▸ **Data for the task**

--- Start ---

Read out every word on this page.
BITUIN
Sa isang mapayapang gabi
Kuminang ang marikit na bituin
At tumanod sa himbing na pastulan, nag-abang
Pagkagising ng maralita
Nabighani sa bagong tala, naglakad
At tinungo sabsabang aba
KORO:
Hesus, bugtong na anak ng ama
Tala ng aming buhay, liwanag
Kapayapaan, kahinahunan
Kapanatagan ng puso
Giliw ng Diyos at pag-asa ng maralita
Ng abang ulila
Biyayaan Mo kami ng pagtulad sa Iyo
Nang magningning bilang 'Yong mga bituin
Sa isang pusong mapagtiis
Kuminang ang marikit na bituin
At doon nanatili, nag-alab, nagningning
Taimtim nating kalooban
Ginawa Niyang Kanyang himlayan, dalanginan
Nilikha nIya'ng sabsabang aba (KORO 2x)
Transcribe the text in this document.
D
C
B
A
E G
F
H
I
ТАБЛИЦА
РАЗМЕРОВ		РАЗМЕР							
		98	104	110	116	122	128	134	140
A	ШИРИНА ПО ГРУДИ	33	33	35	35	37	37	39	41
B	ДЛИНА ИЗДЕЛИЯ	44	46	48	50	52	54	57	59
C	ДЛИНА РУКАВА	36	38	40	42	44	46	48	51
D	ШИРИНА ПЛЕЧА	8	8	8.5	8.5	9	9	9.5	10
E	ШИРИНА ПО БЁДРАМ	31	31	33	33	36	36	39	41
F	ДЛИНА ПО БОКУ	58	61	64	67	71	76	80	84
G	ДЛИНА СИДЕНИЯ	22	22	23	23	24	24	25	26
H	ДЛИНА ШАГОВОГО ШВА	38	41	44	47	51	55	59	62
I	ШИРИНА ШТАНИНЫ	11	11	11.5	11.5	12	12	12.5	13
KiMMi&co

--- End ---

▸ **To do**
Extract every line above exactly as it stands.

▸ **Solution below**
Read out every word on this page.
BITUIN
Sa isang mapayapang gabi
Kuminang ang marikit na bituin
At tumanod sa himbing na pastulan, nag-abang
Pagkagising ng maralita
Nabighani sa bagong tala, naglakad
At tinungo sabsabang aba
KORO:
Hesus, bugtong na anak ng ama
Tala ng aming buhay, liwanag
Kapayapaan, kahinahunan
Kapanatagan ng puso
Giliw ng Diyos at pag-asa ng maralita
Ng abang ulila
Biyayaan Mo kami ng pagtulad sa Iyo
Nang magningning bilang 'Yong mga bituin
Sa isang pusong mapagtiis
Kuminang ang marikit na bituin
At doon nanatili, nag-alab, nagningning
Taimtim nating kalooban
Ginawa Niyang Kanyang himlayan, dalanginan
Nilikha nIya'ng sabsabang aba (KORO 2x)
Transcribe the text in this document.
D
C
B
A
E G
F
H
I
ТАБЛИЦА
РАЗМЕРОВ		РАЗМЕР							
		98	104	110	116	122	128	134	140
A	ШИРИНА ПО ГРУДИ	33	33	35	35	37	37	39	41
B	ДЛИНА ИЗДЕЛИЯ	44	46	48	50	52	54	57	59
C	ДЛИНА РУКАВА	36	38	40	42	44	46	48	51
D	ШИРИНА ПЛЕЧА	8	8	8.5	8.5	9	9	9.5	10
E	ШИРИНА ПО БЁДРАМ	31	31	33	33	36	36	39	41
F	ДЛИНА ПО БОКУ	58	61	64	67	71	76	80	84
G	ДЛИНА СИДЕНИЯ	22	22	23	23	24	24	25	26
H	ДЛИНА ШАГОВОГО ШВА	38	41	44	47	51	55	59	62
I	ШИРИНА ШТАНИНЫ	11	11	11.5	11.5	12	12	12.5	13
KiMMi&co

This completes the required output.